# START OF Material shown

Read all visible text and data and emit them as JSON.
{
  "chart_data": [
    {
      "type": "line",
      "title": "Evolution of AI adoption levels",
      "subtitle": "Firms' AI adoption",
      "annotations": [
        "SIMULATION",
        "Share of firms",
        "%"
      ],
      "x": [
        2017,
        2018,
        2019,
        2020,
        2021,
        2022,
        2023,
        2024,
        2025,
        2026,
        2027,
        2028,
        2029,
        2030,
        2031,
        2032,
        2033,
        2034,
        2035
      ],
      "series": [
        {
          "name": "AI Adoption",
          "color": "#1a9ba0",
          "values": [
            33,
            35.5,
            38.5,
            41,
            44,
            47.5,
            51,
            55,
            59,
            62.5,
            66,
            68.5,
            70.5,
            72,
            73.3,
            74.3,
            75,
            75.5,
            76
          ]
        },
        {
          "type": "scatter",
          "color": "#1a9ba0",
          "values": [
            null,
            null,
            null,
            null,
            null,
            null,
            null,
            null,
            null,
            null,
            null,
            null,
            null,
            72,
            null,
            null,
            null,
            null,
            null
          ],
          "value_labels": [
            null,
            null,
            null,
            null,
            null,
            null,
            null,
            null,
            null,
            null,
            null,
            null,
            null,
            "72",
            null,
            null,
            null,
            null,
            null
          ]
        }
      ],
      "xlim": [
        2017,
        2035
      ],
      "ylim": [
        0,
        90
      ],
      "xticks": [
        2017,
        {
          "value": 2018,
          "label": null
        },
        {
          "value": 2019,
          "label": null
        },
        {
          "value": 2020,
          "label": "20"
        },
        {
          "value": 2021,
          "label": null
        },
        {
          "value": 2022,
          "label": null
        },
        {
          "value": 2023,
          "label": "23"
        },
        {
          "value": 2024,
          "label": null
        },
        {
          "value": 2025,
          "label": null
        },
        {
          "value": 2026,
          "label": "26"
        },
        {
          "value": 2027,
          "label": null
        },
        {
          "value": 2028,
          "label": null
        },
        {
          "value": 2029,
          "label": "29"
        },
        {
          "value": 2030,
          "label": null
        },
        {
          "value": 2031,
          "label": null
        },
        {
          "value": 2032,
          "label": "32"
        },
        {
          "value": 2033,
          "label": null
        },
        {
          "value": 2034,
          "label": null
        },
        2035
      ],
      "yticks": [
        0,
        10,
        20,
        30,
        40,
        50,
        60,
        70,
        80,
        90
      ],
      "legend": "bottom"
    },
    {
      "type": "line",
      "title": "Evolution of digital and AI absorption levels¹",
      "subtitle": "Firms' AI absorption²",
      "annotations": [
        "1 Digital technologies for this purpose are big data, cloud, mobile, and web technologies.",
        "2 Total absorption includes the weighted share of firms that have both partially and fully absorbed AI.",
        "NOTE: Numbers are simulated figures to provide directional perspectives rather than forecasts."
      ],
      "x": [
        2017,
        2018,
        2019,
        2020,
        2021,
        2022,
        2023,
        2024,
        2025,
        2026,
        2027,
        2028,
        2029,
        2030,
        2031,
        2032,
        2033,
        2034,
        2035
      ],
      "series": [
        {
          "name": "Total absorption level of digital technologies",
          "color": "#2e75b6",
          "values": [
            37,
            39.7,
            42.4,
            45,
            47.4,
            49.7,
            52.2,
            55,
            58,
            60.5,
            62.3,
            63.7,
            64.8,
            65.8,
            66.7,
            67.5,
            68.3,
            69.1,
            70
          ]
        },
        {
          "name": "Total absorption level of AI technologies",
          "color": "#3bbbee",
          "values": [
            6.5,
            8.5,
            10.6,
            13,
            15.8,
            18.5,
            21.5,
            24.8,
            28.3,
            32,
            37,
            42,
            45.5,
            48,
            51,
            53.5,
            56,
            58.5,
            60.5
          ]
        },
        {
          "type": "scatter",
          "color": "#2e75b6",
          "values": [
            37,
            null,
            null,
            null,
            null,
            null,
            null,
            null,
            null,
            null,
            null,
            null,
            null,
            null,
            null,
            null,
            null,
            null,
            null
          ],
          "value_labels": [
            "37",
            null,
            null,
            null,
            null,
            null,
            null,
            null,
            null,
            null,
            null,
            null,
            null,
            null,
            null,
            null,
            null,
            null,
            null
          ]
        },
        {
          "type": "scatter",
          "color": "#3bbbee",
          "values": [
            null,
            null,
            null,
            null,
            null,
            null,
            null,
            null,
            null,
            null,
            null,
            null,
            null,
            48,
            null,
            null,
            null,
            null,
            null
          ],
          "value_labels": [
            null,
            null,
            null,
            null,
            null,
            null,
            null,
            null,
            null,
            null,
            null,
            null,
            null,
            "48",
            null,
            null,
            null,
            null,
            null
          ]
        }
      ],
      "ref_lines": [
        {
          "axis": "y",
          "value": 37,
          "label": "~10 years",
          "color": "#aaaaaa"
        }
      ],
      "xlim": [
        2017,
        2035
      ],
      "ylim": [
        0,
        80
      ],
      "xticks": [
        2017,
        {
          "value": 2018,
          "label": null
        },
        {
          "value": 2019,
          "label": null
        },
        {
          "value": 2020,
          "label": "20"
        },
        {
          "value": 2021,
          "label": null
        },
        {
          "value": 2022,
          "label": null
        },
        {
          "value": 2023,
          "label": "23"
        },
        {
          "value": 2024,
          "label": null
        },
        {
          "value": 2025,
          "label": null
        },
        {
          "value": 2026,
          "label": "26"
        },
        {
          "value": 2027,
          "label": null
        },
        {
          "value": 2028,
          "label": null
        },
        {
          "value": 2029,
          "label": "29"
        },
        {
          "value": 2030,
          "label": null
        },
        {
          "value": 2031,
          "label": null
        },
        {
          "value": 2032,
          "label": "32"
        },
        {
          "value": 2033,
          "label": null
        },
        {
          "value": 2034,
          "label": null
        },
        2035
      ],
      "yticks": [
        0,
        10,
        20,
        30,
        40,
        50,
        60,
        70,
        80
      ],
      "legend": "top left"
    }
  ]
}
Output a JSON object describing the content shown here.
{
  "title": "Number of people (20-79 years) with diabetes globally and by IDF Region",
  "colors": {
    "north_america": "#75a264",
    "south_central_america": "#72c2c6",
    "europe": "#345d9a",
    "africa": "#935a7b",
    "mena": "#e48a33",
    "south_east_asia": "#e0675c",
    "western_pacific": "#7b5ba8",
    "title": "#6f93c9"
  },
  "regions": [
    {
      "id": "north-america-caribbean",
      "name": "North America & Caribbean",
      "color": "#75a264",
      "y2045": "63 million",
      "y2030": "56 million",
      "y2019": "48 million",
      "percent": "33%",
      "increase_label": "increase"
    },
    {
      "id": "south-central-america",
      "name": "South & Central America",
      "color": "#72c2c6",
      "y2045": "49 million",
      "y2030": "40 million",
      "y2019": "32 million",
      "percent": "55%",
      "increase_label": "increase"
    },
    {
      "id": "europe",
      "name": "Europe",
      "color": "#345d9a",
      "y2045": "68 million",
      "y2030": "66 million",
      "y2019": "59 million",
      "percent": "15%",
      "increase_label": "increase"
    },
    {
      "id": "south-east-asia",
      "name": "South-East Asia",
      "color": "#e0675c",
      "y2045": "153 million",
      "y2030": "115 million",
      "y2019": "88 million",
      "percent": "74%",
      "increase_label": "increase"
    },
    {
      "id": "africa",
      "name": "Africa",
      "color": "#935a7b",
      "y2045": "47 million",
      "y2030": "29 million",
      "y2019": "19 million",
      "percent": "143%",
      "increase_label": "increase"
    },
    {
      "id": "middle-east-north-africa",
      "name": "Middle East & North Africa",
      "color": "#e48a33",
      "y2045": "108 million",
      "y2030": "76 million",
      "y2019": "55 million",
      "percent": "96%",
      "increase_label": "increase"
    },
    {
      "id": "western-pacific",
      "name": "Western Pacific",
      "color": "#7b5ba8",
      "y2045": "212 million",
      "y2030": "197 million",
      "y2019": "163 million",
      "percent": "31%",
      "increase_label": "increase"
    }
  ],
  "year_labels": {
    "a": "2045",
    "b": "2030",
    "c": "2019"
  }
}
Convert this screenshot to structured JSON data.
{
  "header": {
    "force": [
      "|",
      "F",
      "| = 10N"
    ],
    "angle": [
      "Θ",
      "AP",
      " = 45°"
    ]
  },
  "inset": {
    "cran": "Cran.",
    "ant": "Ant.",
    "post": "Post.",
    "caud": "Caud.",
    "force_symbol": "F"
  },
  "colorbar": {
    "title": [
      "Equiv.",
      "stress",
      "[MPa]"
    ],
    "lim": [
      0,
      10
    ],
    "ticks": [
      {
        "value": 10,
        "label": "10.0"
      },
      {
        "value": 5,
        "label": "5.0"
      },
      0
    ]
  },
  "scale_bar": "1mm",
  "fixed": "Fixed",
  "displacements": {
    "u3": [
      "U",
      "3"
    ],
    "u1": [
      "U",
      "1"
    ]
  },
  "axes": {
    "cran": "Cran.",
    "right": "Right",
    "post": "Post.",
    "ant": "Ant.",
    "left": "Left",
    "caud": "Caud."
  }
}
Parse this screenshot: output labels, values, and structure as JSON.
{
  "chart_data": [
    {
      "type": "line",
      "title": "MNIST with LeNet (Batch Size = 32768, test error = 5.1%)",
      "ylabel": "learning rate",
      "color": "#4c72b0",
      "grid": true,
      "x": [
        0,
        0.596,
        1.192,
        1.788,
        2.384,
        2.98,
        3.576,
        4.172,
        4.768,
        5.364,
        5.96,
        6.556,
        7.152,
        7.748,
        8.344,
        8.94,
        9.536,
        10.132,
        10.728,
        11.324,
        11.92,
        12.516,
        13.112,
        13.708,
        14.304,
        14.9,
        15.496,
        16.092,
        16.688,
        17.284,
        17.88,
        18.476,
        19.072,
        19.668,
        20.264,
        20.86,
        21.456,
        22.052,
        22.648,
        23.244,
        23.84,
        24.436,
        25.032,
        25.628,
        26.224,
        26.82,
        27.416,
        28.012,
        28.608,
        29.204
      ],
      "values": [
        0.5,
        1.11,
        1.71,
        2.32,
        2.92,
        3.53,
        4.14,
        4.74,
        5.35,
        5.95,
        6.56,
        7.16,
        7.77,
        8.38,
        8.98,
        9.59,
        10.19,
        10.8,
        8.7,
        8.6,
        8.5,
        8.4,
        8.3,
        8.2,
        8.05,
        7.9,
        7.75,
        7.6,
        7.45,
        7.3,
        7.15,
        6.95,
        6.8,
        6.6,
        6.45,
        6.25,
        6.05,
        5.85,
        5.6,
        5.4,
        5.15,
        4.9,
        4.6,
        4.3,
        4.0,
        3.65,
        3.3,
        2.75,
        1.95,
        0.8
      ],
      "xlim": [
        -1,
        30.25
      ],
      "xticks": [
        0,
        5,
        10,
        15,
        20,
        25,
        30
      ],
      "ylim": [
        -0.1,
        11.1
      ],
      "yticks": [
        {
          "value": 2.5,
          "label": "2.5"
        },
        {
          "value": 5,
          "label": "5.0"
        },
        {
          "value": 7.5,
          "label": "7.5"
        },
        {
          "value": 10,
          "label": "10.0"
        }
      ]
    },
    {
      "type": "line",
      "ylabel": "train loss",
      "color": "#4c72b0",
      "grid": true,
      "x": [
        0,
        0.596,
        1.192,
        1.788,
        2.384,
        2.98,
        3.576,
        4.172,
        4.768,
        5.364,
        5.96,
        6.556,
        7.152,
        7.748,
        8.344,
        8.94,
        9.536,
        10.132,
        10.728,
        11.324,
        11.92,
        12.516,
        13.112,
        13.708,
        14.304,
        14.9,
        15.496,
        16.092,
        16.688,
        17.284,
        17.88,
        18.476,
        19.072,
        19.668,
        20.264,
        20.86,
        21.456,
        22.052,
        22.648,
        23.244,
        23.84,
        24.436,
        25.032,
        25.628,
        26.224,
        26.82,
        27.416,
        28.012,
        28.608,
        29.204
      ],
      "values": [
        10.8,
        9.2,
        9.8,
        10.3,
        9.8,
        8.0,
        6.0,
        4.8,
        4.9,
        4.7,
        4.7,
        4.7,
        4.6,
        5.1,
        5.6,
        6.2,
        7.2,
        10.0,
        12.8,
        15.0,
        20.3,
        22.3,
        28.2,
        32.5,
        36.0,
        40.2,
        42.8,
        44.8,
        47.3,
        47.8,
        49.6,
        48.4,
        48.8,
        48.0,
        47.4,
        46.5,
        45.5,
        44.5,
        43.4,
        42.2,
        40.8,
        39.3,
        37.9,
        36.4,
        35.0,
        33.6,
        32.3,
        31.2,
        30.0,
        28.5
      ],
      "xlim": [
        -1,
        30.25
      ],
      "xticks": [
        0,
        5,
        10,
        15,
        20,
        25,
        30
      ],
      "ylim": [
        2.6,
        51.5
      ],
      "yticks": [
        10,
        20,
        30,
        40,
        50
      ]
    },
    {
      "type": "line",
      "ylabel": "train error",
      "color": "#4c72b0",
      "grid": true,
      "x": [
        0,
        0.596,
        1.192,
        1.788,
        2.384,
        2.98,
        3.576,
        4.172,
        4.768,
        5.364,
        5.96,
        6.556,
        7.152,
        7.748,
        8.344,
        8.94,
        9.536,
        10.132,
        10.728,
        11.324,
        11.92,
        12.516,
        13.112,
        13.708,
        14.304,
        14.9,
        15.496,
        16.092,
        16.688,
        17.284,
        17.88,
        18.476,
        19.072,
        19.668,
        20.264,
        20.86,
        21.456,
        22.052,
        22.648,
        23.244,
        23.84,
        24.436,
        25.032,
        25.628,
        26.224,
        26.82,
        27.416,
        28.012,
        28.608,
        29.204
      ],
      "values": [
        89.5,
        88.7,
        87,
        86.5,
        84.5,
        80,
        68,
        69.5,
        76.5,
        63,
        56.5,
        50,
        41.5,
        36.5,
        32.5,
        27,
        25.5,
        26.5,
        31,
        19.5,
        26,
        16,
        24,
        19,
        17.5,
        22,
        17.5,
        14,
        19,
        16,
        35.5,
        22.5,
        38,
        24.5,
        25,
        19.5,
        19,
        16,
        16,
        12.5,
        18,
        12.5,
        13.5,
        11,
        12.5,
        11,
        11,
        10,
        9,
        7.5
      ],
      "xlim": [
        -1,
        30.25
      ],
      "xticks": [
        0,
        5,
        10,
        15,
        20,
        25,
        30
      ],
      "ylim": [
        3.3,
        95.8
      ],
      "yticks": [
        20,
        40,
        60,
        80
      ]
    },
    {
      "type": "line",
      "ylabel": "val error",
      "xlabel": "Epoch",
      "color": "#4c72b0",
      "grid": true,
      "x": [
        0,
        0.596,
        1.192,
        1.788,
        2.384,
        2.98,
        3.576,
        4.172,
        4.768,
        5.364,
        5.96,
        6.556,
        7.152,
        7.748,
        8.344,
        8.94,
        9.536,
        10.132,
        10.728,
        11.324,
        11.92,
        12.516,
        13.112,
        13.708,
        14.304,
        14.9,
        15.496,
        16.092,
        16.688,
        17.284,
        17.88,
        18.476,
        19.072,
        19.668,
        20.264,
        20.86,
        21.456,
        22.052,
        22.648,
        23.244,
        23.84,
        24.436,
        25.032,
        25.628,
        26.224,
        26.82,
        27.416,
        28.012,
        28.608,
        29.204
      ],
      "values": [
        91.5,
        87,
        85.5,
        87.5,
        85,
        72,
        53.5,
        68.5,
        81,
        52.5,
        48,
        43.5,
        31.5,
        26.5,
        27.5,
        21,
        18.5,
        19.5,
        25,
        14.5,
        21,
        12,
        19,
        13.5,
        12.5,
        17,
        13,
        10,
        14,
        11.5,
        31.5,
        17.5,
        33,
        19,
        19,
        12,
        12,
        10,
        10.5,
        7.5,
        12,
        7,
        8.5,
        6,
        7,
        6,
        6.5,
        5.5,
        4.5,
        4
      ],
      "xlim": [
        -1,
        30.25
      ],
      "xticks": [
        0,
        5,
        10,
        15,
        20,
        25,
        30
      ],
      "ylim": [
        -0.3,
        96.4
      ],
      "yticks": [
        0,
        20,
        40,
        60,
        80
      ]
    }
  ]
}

# END OF Material shown

# Challenge:
Go through the records above, find every line with the word "error", and list those lines.

# Output of the exercise:
      "title": "MNIST with LeNet (Batch Size = 32768, test error = 5.1%)",
      "ylabel": "train error",
      "ylabel": "val error",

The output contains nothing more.